_What you will do_
Beneath this task is a listing; retype all of it exactly.

_Records_

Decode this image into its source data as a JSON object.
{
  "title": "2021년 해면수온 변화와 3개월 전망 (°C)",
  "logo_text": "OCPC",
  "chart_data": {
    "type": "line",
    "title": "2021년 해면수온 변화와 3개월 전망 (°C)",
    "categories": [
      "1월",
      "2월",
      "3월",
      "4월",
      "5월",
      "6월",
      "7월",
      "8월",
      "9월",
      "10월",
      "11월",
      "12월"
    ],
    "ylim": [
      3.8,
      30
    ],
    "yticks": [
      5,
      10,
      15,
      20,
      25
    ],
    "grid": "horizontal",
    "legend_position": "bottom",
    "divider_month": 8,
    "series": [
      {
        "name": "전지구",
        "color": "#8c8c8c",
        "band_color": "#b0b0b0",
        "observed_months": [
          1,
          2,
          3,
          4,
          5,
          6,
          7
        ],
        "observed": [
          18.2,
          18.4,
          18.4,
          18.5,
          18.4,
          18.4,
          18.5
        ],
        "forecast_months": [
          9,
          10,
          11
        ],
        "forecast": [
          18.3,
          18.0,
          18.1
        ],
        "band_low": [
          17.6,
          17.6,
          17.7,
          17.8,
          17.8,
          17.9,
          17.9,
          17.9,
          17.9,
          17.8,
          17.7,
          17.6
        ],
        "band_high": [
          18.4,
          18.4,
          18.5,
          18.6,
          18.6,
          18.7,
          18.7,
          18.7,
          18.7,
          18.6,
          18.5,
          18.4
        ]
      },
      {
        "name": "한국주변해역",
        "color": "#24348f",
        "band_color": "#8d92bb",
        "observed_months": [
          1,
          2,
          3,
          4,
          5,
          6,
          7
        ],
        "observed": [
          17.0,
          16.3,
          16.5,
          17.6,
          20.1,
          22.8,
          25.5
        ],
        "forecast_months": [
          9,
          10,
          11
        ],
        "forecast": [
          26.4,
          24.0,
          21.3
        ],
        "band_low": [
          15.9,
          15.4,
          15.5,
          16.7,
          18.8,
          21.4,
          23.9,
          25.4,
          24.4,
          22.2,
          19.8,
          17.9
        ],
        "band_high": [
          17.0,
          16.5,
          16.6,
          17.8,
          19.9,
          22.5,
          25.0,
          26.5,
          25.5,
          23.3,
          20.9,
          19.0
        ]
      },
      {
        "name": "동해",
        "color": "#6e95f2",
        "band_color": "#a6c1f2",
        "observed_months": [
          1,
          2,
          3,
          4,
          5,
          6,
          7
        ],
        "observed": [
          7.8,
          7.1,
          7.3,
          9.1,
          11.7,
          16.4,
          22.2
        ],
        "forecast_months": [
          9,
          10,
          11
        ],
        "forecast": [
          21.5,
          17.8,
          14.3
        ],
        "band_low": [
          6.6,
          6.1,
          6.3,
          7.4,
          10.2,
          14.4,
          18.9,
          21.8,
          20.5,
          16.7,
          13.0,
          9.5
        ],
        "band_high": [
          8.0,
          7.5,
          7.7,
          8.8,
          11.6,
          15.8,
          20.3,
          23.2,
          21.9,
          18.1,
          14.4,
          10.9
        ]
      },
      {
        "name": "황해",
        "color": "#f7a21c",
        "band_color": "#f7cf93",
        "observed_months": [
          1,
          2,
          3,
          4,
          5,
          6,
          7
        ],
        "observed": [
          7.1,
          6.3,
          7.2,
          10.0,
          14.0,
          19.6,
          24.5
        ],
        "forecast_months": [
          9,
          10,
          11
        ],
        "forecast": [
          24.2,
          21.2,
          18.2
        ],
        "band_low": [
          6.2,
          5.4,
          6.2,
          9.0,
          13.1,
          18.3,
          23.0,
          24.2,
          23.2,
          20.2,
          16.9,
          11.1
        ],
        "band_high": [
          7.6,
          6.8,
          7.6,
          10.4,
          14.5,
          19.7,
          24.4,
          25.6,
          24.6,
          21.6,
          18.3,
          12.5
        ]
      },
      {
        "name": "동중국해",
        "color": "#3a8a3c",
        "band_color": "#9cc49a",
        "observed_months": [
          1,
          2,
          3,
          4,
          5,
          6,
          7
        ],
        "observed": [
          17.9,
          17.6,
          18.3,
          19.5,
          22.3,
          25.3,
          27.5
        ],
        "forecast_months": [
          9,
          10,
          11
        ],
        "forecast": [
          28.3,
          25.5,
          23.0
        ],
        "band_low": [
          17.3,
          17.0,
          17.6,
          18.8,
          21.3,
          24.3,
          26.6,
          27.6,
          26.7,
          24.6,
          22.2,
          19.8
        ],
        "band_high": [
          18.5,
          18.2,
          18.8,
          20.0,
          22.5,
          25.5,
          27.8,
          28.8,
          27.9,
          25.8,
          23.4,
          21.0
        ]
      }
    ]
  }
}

_Response for this exercise_
Decode this image into its source data as a JSON object.
{
  "title": "2021년 해면수온 변화와 3개월 전망 (°C)",
  "logo_text": "OCPC",
  "chart_data": {
    "type": "line",
    "title": "2021년 해면수온 변화와 3개월 전망 (°C)",
    "categories": [
      "1월",
      "2월",
      "3월",
      "4월",
      "5월",
      "6월",
      "7월",
      "8월",
      "9월",
      "10월",
      "11월",
      "12월"
    ],
    "ylim": [
      3.8,
      30
    ],
    "yticks": [
      5,
      10,
      15,
      20,
      25
    ],
    "grid": "horizontal",
    "legend_position": "bottom",
    "divider_month": 8,
    "series": [
      {
        "name": "전지구",
        "color": "#8c8c8c",
        "band_color": "#b0b0b0",
        "observed_months": [
          1,
          2,
          3,
          4,
          5,
          6,
          7
        ],
        "observed": [
          18.2,
          18.4,
          18.4,
          18.5,
          18.4,
          18.4,
          18.5
        ],
        "forecast_months": [
          9,
          10,
          11
        ],
        "forecast": [
          18.3,
          18.0,
          18.1
        ],
        "band_low": [
          17.6,
          17.6,
          17.7,
          17.8,
          17.8,
          17.9,
          17.9,
          17.9,
          17.9,
          17.8,
          17.7,
          17.6
        ],
        "band_high": [
          18.4,
          18.4,
          18.5,
          18.6,
          18.6,
          18.7,
          18.7,
          18.7,
          18.7,
          18.6,
          18.5,
          18.4
        ]
      },
      {
        "name": "한국주변해역",
        "color": "#24348f",
        "band_color": "#8d92bb",
        "observed_months": [
          1,
          2,
          3,
          4,
          5,
          6,
          7
        ],
        "observed": [
          17.0,
          16.3,
          16.5,
          17.6,
          20.1,
          22.8,
          25.5
        ],
        "forecast_months": [
          9,
          10,
          11
        ],
        "forecast": [
          26.4,
          24.0,
          21.3
        ],
        "band_low": [
          15.9,
          15.4,
          15.5,
          16.7,
          18.8,
          21.4,
          23.9,
          25.4,
          24.4,
          22.2,
          19.8,
          17.9
        ],
        "band_high": [
          17.0,
          16.5,
          16.6,
          17.8,
          19.9,
          22.5,
          25.0,
          26.5,
          25.5,
          23.3,
          20.9,
          19.0
        ]
      },
      {
        "name": "동해",
        "color": "#6e95f2",
        "band_color": "#a6c1f2",
        "observed_months": [
          1,
          2,
          3,
          4,
          5,
          6,
          7
        ],
        "observed": [
          7.8,
          7.1,
          7.3,
          9.1,
          11.7,
          16.4,
          22.2
        ],
        "forecast_months": [
          9,
          10,
          11
        ],
        "forecast": [
          21.5,
          17.8,
          14.3
        ],
        "band_low": [
          6.6,
          6.1,
          6.3,
          7.4,
          10.2,
          14.4,
          18.9,
          21.8,
          20.5,
          16.7,
          13.0,
          9.5
        ],
        "band_high": [
          8.0,
          7.5,
          7.7,
          8.8,
          11.6,
          15.8,
          20.3,
          23.2,
          21.9,
          18.1,
          14.4,
          10.9
        ]
      },
      {
        "name": "황해",
        "color": "#f7a21c",
        "band_color": "#f7cf93",
        "observed_months": [
          1,
          2,
          3,
          4,
          5,
          6,
          7
        ],
        "observed": [
          7.1,
          6.3,
          7.2,
          10.0,
          14.0,
          19.6,
          24.5
        ],
        "forecast_months": [
          9,
          10,
          11
        ],
        "forecast": [
          24.2,
          21.2,
          18.2
        ],
        "band_low": [
          6.2,
          5.4,
          6.2,
          9.0,
          13.1,
          18.3,
          23.0,
          24.2,
          23.2,
          20.2,
          16.9,
          11.1
        ],
        "band_high": [
          7.6,
          6.8,
          7.6,
          10.4,
          14.5,
          19.7,
          24.4,
          25.6,
          24.6,
          21.6,
          18.3,
          12.5
        ]
      },
      {
        "name": "동중국해",
        "color": "#3a8a3c",
        "band_color": "#9cc49a",
        "observed_months": [
          1,
          2,
          3,
          4,
          5,
          6,
          7
        ],
        "observed": [
          17.9,
          17.6,
          18.3,
          19.5,
          22.3,
          25.3,
          27.5
        ],
        "forecast_months": [
          9,
          10,
          11
        ],
        "forecast": [
          28.3,
          25.5,
          23.0
        ],
        "band_low": [
          17.3,
          17.0,
          17.6,
          18.8,
          21.3,
          24.3,
          26.6,
          27.6,
          26.7,
          24.6,
          22.2,
          19.8
        ],
        "band_high": [
          18.5,
          18.2,
          18.8,
          20.0,
          22.5,
          25.5,
          27.8,
          28.8,
          27.9,
          25.8,
          23.4,
          21.0
        ]
      }
    ]
  }
}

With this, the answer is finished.